§ **TASK STATEMENT**:
Your task is to repeat the entries exactly. Leave the pictures out.

[Dataset excerpts]
* START *

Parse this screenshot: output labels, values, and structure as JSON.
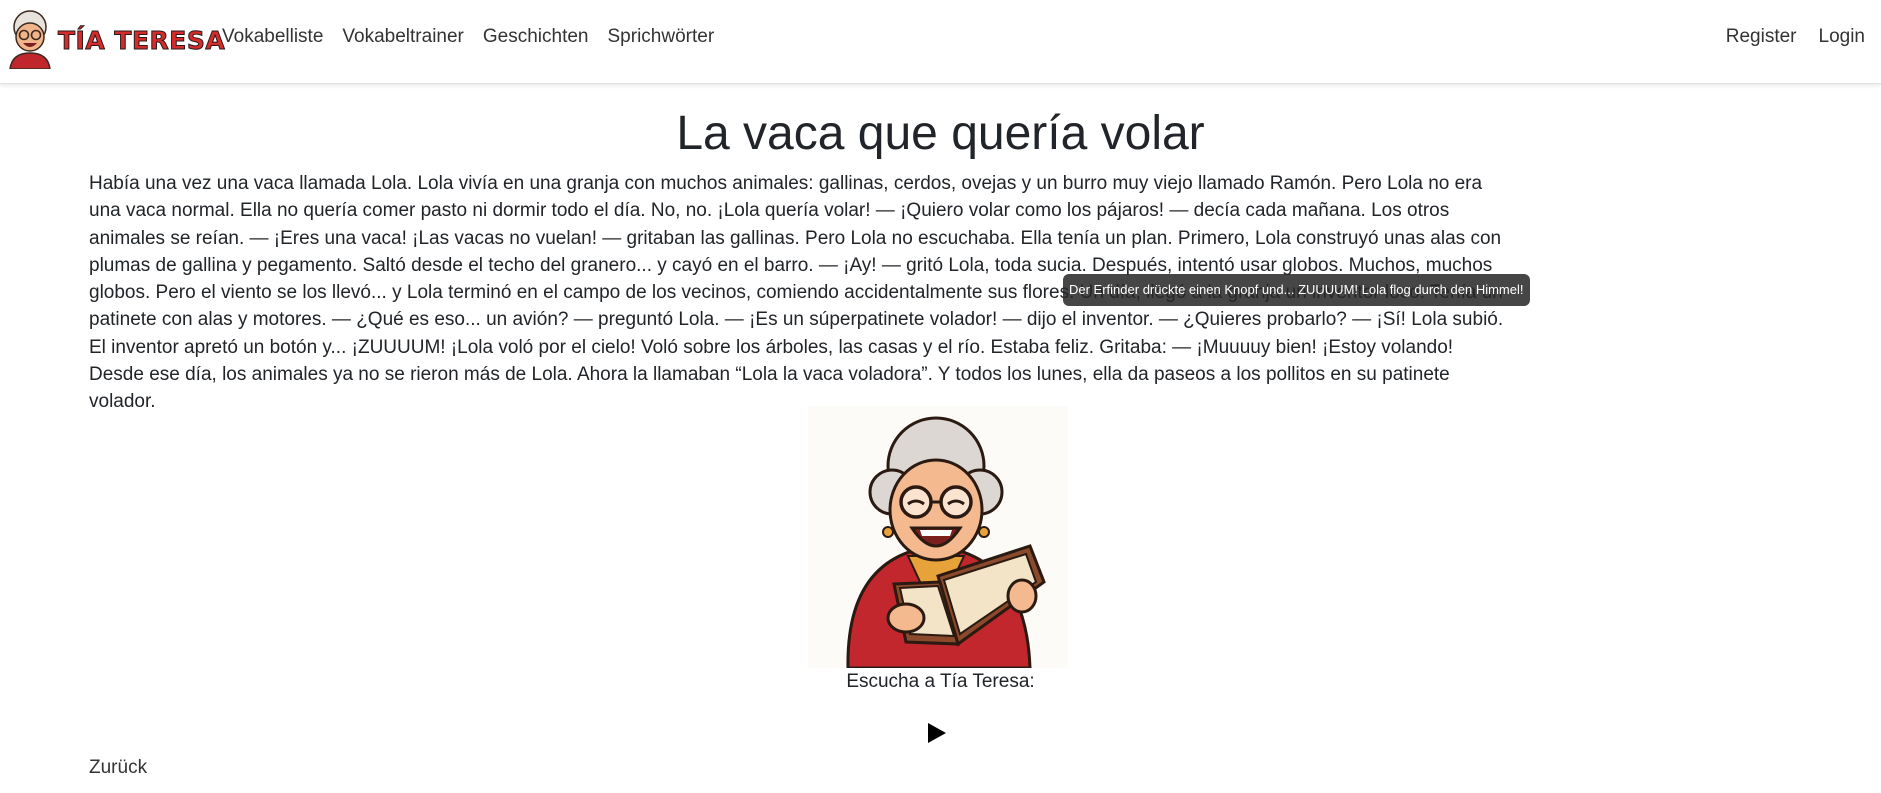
{
  "brand": {
    "name": "TÍA TERESA"
  },
  "nav": {
    "links": [
      "Vokabelliste",
      "Vokabeltrainer",
      "Geschichten",
      "Sprichwörter"
    ],
    "register": "Register",
    "login": "Login"
  },
  "story": {
    "title": "La vaca que quería volar",
    "text": "Había una vez una vaca llamada Lola. Lola vivía en una granja con muchos animales: gallinas, cerdos, ovejas y un burro muy viejo llamado Ramón. Pero Lola no era una vaca normal. Ella no quería comer pasto ni dormir todo el día. No, no. ¡Lola quería volar! — ¡Quiero volar como los pájaros! — decía cada mañana. Los otros animales se reían. — ¡Eres una vaca! ¡Las vacas no vuelan! — gritaban las gallinas. Pero Lola no escuchaba. Ella tenía un plan. Primero, Lola construyó unas alas con plumas de gallina y pegamento. Saltó desde el techo del granero... y cayó en el barro. — ¡Ay! — gritó Lola, toda sucia. Después, intentó usar globos. Muchos, muchos globos. Pero el viento se los llevó... y Lola terminó en el campo de los vecinos, comiendo accidentalmente sus flores. Un día, llegó a la granja un inventor loco. Tenía un patinete con alas y motores. — ¿Qué es eso... un avión? — preguntó Lola. — ¡Es un súperpatinete volador! — dijo el inventor. — ¿Quieres probarlo? — ¡Sí! Lola subió. El inventor apretó un botón y... ¡ZUUUUM! ¡Lola voló por el cielo! Voló sobre los árboles, las casas y el río. Estaba feliz. Gritaba: — ¡Muuuuy bien! ¡Estoy volando! Desde ese día, los animales ya no se rieron más de Lola. Ahora la llamaban “Lola la vaca voladora”. Y todos los lunes, ella da paseos a los pollitos en su patinete volador.",
    "tooltip": "Der Erfinder drückte einen Knopf und... ZUUUUM! Lola flog durch den Himmel!"
  },
  "audio": {
    "label": "Escucha a Tía Teresa:",
    "play_icon": "play-icon"
  },
  "back_link": "Zurück",
  "colors": {
    "brand_red": "#d62b2b",
    "text": "#212529",
    "tooltip_bg": "#282828"
  }
}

* END *

§ **SOLUTION FOR THIS EXERCISE**:
Parse this screenshot: output labels, values, and structure as JSON.
{
  "brand": {
    "name": "TÍA TERESA"
  },
  "nav": {
    "links": [
      "Vokabelliste",
      "Vokabeltrainer",
      "Geschichten",
      "Sprichwörter"
    ],
    "register": "Register",
    "login": "Login"
  },
  "story": {
    "title": "La vaca que quería volar",
    "text": "Había una vez una vaca llamada Lola. Lola vivía en una granja con muchos animales: gallinas, cerdos, ovejas y un burro muy viejo llamado Ramón. Pero Lola no era una vaca normal. Ella no quería comer pasto ni dormir todo el día. No, no. ¡Lola quería volar! — ¡Quiero volar como los pájaros! — decía cada mañana. Los otros animales se reían. — ¡Eres una vaca! ¡Las vacas no vuelan! — gritaban las gallinas. Pero Lola no escuchaba. Ella tenía un plan. Primero, Lola construyó unas alas con plumas de gallina y pegamento. Saltó desde el techo del granero... y cayó en el barro. — ¡Ay! — gritó Lola, toda sucia. Después, intentó usar globos. Muchos, muchos globos. Pero el viento se los llevó... y Lola terminó en el campo de los vecinos, comiendo accidentalmente sus flores. Un día, llegó a la granja un inventor loco. Tenía un patinete con alas y motores. — ¿Qué es eso... un avión? — preguntó Lola. — ¡Es un súperpatinete volador! — dijo el inventor. — ¿Quieres probarlo? — ¡Sí! Lola subió. El inventor apretó un botón y... ¡ZUUUUM! ¡Lola voló por el cielo! Voló sobre los árboles, las casas y el río. Estaba feliz. Gritaba: — ¡Muuuuy bien! ¡Estoy volando! Desde ese día, los animales ya no se rieron más de Lola. Ahora la llamaban “Lola la vaca voladora”. Y todos los lunes, ella da paseos a los pollitos en su patinete volador.",
    "tooltip": "Der Erfinder drückte einen Knopf und... ZUUUUM! Lola flog durch den Himmel!"
  },
  "audio": {
    "label": "Escucha a Tía Teresa:",
    "play_icon": "play-icon"
  },
  "back_link": "Zurück",
  "colors": {
    "brand_red": "#d62b2b",
    "text": "#212529",
    "tooltip_bg": "#282828"
  }
}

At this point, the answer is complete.